| GIVEN PROBLEM |
Lines containing the string "следующей" are to be counted; report the total by itself.

— Begin ROWS —

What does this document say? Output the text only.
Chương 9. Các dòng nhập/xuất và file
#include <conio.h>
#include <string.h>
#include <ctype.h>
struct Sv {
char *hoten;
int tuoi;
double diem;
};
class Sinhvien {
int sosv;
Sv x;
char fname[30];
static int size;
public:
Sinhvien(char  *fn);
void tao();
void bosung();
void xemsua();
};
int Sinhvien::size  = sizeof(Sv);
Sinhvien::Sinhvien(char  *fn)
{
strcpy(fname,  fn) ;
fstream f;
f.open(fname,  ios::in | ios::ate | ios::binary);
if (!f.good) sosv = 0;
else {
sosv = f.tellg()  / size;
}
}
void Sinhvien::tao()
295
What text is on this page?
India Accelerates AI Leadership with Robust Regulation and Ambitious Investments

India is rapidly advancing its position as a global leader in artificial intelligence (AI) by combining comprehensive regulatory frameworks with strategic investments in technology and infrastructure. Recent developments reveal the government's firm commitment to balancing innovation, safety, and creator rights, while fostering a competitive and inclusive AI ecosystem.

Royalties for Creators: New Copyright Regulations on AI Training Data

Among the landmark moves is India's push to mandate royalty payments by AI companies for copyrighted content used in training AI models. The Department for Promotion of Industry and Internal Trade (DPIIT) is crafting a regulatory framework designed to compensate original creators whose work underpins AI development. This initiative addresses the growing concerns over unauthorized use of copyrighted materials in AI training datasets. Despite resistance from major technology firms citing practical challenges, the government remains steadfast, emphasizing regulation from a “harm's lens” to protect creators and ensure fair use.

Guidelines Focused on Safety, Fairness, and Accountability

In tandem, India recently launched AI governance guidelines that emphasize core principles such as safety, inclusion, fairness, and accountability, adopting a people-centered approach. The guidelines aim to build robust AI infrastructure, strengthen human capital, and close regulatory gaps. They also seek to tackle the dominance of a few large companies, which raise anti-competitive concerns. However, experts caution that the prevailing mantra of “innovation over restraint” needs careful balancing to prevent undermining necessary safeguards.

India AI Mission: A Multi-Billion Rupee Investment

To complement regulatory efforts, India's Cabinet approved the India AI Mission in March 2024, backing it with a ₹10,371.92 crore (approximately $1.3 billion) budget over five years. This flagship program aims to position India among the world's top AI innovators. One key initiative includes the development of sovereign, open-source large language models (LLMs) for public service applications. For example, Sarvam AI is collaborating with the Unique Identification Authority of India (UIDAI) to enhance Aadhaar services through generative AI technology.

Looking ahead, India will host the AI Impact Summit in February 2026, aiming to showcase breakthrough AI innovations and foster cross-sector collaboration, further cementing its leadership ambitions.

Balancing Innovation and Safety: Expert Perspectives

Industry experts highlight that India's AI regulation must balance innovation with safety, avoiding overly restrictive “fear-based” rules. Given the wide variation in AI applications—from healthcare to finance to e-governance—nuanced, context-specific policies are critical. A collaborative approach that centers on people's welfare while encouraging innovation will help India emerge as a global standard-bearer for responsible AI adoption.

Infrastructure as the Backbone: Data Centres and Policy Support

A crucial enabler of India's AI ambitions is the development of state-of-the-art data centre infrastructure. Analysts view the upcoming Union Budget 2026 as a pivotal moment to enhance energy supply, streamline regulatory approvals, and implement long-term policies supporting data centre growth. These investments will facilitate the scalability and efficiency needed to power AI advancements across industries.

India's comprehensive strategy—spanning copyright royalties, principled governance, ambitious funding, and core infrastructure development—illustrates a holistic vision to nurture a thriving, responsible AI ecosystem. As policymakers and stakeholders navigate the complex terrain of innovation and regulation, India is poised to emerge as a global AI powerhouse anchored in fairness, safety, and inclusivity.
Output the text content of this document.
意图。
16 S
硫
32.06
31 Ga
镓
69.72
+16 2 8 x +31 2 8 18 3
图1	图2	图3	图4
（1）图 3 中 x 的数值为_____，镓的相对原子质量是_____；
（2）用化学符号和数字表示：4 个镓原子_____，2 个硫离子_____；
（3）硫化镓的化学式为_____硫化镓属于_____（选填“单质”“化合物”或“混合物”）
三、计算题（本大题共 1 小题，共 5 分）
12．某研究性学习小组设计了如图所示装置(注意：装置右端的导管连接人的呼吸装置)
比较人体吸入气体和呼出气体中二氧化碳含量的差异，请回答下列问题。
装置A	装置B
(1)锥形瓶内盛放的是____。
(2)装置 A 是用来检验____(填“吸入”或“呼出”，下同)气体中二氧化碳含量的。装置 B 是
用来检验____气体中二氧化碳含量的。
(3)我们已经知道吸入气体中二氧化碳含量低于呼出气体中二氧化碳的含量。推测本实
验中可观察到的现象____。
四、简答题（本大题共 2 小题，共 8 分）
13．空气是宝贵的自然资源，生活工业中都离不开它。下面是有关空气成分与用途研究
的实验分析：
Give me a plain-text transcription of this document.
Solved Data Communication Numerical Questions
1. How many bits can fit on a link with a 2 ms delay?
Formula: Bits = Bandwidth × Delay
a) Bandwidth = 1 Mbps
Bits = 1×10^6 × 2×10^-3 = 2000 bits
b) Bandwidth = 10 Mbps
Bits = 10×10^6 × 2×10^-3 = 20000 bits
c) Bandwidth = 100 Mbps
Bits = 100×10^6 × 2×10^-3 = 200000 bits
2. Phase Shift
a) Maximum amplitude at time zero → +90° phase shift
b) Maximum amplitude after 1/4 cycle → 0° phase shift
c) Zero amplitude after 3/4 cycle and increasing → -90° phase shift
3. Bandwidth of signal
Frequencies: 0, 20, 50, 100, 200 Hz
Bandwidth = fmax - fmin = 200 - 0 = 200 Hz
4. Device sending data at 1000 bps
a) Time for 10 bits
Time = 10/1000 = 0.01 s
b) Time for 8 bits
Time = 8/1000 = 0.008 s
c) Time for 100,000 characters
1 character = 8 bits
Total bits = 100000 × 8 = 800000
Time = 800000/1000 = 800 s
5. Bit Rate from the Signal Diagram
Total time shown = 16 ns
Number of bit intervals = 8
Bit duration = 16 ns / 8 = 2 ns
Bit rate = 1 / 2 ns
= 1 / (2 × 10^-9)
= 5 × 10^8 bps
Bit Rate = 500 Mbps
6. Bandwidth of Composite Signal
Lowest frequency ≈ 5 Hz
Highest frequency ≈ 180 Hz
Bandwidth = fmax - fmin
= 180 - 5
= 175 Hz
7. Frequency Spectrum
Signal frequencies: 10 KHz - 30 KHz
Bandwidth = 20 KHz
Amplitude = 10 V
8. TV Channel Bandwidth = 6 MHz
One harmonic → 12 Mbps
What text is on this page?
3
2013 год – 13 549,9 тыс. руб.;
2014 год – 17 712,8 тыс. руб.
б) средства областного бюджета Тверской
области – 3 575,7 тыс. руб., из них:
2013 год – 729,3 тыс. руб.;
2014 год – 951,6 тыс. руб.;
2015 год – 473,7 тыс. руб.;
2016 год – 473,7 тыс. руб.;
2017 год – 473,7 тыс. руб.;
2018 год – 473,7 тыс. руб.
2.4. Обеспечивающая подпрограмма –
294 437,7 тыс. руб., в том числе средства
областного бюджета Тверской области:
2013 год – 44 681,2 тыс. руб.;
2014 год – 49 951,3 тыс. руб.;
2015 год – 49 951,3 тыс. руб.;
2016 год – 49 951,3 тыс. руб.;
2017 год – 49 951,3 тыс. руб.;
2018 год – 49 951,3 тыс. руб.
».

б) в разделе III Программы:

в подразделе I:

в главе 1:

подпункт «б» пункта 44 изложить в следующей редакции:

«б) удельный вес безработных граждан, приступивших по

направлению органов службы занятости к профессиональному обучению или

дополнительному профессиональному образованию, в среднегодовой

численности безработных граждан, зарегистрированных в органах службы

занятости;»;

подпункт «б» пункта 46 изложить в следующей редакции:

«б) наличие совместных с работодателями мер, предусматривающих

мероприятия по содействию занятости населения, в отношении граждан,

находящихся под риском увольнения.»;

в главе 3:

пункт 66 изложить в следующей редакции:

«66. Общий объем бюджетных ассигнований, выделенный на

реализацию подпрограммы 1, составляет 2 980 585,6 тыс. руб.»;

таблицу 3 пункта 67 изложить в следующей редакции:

— End ROWS —

| RESULT BELOW |
4